**GIVEN REQUEST**: Gather all lines with the word "Sciences" in them.

**MATERIAL SHOWN**:
# # # # # # #
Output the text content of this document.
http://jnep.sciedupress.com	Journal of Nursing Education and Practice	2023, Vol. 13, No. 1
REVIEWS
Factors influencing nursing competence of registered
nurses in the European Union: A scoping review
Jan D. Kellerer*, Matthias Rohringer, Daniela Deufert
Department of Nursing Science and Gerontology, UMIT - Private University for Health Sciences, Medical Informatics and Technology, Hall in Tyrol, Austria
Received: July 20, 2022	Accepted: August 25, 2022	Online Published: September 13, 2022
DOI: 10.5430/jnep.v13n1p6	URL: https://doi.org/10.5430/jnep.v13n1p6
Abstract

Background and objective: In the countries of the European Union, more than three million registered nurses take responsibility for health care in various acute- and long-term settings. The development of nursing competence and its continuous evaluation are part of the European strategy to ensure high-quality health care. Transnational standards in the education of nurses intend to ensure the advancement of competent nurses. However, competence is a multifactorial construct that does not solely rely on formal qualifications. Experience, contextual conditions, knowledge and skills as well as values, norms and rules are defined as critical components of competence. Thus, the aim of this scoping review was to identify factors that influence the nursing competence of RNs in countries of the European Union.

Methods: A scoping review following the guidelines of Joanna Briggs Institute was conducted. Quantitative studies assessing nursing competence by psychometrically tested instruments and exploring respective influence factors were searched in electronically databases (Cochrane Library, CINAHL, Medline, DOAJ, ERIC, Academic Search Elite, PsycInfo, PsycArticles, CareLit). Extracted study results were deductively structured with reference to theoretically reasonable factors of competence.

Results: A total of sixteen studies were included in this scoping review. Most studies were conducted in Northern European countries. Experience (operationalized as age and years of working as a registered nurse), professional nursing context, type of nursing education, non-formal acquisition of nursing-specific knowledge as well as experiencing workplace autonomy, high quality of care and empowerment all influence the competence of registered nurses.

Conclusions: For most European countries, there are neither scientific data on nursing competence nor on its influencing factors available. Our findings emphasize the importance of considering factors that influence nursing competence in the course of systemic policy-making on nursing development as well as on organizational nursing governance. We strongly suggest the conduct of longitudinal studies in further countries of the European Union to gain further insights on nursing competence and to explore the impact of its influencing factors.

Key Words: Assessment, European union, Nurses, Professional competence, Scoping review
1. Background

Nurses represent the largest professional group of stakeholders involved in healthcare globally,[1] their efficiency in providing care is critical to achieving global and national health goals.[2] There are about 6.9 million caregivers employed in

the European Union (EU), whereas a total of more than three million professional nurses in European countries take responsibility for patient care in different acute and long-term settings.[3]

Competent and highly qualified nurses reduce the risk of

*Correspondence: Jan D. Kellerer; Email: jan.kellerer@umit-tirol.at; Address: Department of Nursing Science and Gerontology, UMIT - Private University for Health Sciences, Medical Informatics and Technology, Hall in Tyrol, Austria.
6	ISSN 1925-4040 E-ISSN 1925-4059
# # # # # # #
**WORKED ANSWER**:
Department of Nursing Science and Gerontology, UMIT - Private University for Health Sciences, Medical Informatics and Technology, Hall in Tyrol, Austria
*Correspondence: Jan D. Kellerer; Email: jan.kellerer@umit-tirol.at; Address: Department of Nursing Science and Gerontology, UMIT - Private University for Health Sciences, Medical Informatics and Technology, Hall in Tyrol, Austria.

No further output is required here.